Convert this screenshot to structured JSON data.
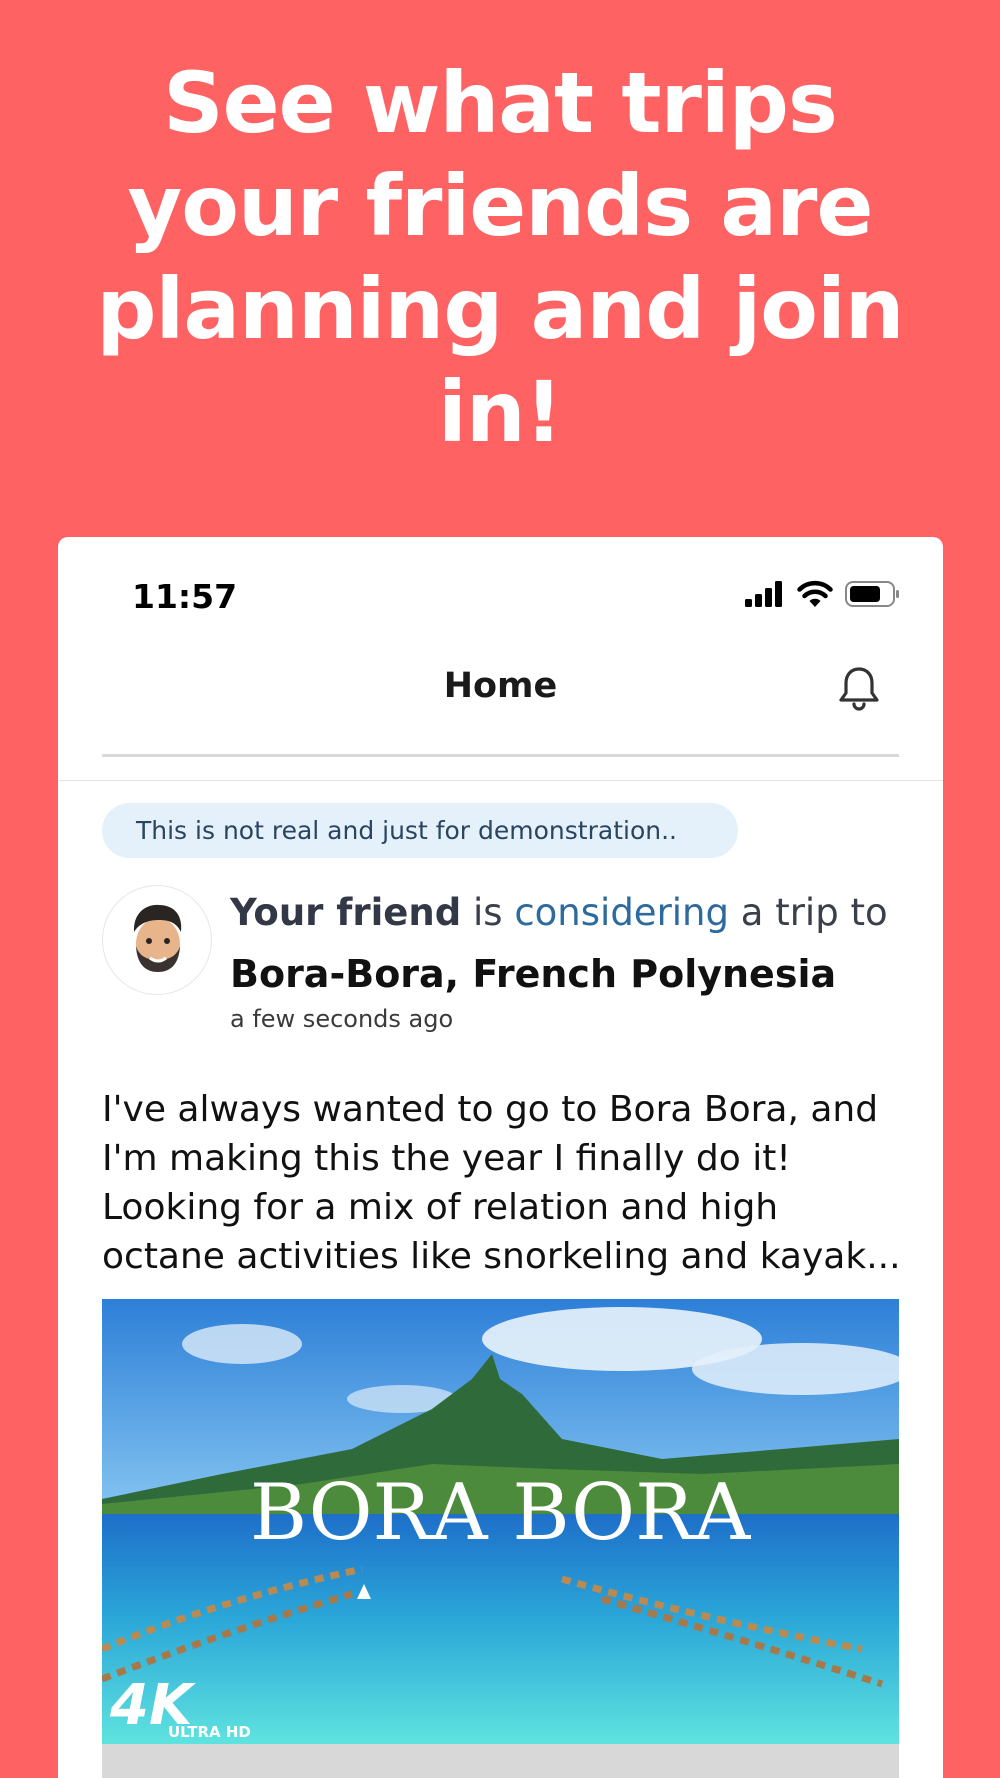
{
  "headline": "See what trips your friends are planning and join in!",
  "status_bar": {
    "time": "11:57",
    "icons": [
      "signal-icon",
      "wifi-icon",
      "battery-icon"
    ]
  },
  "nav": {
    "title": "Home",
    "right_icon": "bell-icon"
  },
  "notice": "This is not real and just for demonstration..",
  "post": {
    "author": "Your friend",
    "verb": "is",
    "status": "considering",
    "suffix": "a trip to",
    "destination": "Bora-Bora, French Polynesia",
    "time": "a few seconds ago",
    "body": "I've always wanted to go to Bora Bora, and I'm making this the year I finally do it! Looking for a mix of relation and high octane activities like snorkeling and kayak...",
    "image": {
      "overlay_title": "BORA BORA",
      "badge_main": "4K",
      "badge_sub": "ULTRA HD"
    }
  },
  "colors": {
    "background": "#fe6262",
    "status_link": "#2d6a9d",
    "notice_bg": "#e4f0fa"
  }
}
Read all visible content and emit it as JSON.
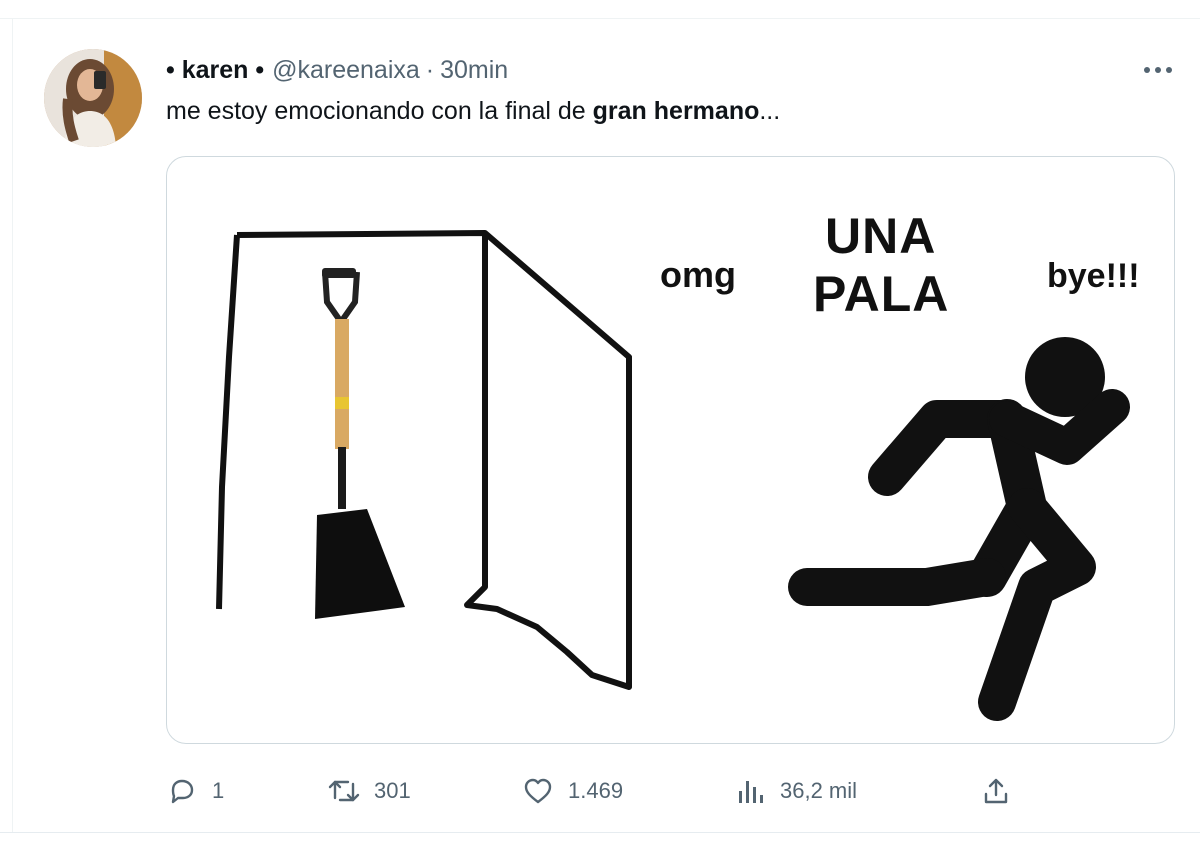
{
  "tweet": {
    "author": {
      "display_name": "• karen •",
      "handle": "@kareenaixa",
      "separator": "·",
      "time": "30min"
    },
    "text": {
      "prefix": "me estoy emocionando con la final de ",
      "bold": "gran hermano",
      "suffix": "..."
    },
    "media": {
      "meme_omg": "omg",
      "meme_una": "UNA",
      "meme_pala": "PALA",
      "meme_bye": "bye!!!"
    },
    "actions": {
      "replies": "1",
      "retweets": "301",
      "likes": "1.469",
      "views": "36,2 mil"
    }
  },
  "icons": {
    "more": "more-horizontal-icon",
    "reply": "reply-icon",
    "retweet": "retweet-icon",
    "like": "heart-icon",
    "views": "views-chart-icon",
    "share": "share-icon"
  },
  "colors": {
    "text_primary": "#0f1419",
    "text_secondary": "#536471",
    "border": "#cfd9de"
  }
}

_EXERCISE BRIEF:_
All of the data above should be transcribed verbatim, with pictures omitted.

_EXERCISE OUTPUT:_
Convert this screenshot to structured JSON data.
{
  "headline": "See what trips your friends are planning and join in!",
  "status_bar": {
    "time": "11:57",
    "icons": [
      "signal-icon",
      "wifi-icon",
      "battery-icon"
    ]
  },
  "nav": {
    "title": "Home",
    "right_icon": "bell-icon"
  },
  "notice": "This is not real and just for demonstration..",
  "post": {
    "author": "Your friend",
    "verb": "is",
    "status": "considering",
    "suffix": "a trip to",
    "destination": "Bora-Bora, French Polynesia",
    "time": "a few seconds ago",
    "body": "I've always wanted to go to Bora Bora, and I'm making this the year I finally do it! Looking for a mix of relation and high octane activities like snorkeling and kayak...",
    "image": {
      "overlay_title": "BORA BORA",
      "badge_main": "4K",
      "badge_sub": "ULTRA HD"
    }
  },
  "colors": {
    "background": "#fe6262",
    "status_link": "#2d6a9d",
    "notice_bg": "#e4f0fa"
  }
}
Read all visible content and emit it as JSON.
{
  "tweet": {
    "author": {
      "display_name": "• karen •",
      "handle": "@kareenaixa",
      "separator": "·",
      "time": "30min"
    },
    "text": {
      "prefix": "me estoy emocionando con la final de ",
      "bold": "gran hermano",
      "suffix": "..."
    },
    "media": {
      "meme_omg": "omg",
      "meme_una": "UNA",
      "meme_pala": "PALA",
      "meme_bye": "bye!!!"
    },
    "actions": {
      "replies": "1",
      "retweets": "301",
      "likes": "1.469",
      "views": "36,2 mil"
    }
  },
  "icons": {
    "more": "more-horizontal-icon",
    "reply": "reply-icon",
    "retweet": "retweet-icon",
    "like": "heart-icon",
    "views": "views-chart-icon",
    "share": "share-icon"
  },
  "colors": {
    "text_primary": "#0f1419",
    "text_secondary": "#536471",
    "border": "#cfd9de"
  }
}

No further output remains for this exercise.